Retype the material in full, keeping every word the same.

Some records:
════════════════════

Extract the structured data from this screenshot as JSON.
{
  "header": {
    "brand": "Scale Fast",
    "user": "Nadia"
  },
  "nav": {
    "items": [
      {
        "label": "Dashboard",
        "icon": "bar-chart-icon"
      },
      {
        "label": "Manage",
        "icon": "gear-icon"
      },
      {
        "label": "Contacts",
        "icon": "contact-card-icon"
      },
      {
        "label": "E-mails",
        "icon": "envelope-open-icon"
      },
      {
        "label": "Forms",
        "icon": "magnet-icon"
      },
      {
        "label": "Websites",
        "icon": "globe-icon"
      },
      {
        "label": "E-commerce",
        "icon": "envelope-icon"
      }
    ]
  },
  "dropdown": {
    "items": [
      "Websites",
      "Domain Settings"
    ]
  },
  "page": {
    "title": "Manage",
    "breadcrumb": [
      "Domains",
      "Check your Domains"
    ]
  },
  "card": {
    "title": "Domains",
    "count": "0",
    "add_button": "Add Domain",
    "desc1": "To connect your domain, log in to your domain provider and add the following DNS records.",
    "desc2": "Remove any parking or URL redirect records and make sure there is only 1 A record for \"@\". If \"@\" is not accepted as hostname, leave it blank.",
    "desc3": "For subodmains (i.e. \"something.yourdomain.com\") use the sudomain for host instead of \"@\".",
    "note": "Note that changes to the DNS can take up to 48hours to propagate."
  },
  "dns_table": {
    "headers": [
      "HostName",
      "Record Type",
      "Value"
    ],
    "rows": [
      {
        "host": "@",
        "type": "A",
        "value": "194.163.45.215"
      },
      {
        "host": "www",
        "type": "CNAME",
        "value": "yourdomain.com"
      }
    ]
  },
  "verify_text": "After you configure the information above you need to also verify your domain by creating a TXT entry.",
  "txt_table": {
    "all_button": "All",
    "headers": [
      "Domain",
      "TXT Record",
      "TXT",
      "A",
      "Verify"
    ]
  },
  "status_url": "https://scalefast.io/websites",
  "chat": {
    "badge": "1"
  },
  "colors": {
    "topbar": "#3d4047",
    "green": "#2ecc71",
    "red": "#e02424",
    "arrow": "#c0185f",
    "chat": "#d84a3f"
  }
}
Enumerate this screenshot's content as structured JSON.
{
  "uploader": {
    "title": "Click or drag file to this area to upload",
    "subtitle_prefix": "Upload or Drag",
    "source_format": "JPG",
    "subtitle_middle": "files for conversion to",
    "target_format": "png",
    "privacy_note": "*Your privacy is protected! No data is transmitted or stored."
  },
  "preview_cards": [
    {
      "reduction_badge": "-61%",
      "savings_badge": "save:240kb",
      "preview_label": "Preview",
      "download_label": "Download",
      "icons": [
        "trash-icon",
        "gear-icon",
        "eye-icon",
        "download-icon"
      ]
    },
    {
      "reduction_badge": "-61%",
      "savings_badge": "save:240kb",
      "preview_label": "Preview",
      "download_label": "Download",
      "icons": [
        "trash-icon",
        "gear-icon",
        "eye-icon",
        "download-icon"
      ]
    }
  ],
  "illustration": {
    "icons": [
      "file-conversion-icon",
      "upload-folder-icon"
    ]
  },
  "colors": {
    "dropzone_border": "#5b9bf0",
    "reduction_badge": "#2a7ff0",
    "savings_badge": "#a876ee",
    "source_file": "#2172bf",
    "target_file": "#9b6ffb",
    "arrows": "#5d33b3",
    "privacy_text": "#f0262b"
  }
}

════════════════════

_OUTPUT OF THE TASK:_
Extract the structured data from this screenshot as JSON.
{
  "header": {
    "brand": "Scale Fast",
    "user": "Nadia"
  },
  "nav": {
    "items": [
      {
        "label": "Dashboard",
        "icon": "bar-chart-icon"
      },
      {
        "label": "Manage",
        "icon": "gear-icon"
      },
      {
        "label": "Contacts",
        "icon": "contact-card-icon"
      },
      {
        "label": "E-mails",
        "icon": "envelope-open-icon"
      },
      {
        "label": "Forms",
        "icon": "magnet-icon"
      },
      {
        "label": "Websites",
        "icon": "globe-icon"
      },
      {
        "label": "E-commerce",
        "icon": "envelope-icon"
      }
    ]
  },
  "dropdown": {
    "items": [
      "Websites",
      "Domain Settings"
    ]
  },
  "page": {
    "title": "Manage",
    "breadcrumb": [
      "Domains",
      "Check your Domains"
    ]
  },
  "card": {
    "title": "Domains",
    "count": "0",
    "add_button": "Add Domain",
    "desc1": "To connect your domain, log in to your domain provider and add the following DNS records.",
    "desc2": "Remove any parking or URL redirect records and make sure there is only 1 A record for \"@\". If \"@\" is not accepted as hostname, leave it blank.",
    "desc3": "For subodmains (i.e. \"something.yourdomain.com\") use the sudomain for host instead of \"@\".",
    "note": "Note that changes to the DNS can take up to 48hours to propagate."
  },
  "dns_table": {
    "headers": [
      "HostName",
      "Record Type",
      "Value"
    ],
    "rows": [
      {
        "host": "@",
        "type": "A",
        "value": "194.163.45.215"
      },
      {
        "host": "www",
        "type": "CNAME",
        "value": "yourdomain.com"
      }
    ]
  },
  "verify_text": "After you configure the information above you need to also verify your domain by creating a TXT entry.",
  "txt_table": {
    "all_button": "All",
    "headers": [
      "Domain",
      "TXT Record",
      "TXT",
      "A",
      "Verify"
    ]
  },
  "status_url": "https://scalefast.io/websites",
  "chat": {
    "badge": "1"
  },
  "colors": {
    "topbar": "#3d4047",
    "green": "#2ecc71",
    "red": "#e02424",
    "arrow": "#c0185f",
    "chat": "#d84a3f"
  }
}
Enumerate this screenshot's content as structured JSON.
{
  "uploader": {
    "title": "Click or drag file to this area to upload",
    "subtitle_prefix": "Upload or Drag",
    "source_format": "JPG",
    "subtitle_middle": "files for conversion to",
    "target_format": "png",
    "privacy_note": "*Your privacy is protected! No data is transmitted or stored."
  },
  "preview_cards": [
    {
      "reduction_badge": "-61%",
      "savings_badge": "save:240kb",
      "preview_label": "Preview",
      "download_label": "Download",
      "icons": [
        "trash-icon",
        "gear-icon",
        "eye-icon",
        "download-icon"
      ]
    },
    {
      "reduction_badge": "-61%",
      "savings_badge": "save:240kb",
      "preview_label": "Preview",
      "download_label": "Download",
      "icons": [
        "trash-icon",
        "gear-icon",
        "eye-icon",
        "download-icon"
      ]
    }
  ],
  "illustration": {
    "icons": [
      "file-conversion-icon",
      "upload-folder-icon"
    ]
  },
  "colors": {
    "dropzone_border": "#5b9bf0",
    "reduction_badge": "#2a7ff0",
    "savings_badge": "#a876ee",
    "source_file": "#2172bf",
    "target_file": "#9b6ffb",
    "arrows": "#5d33b3",
    "privacy_text": "#f0262b"
  }
}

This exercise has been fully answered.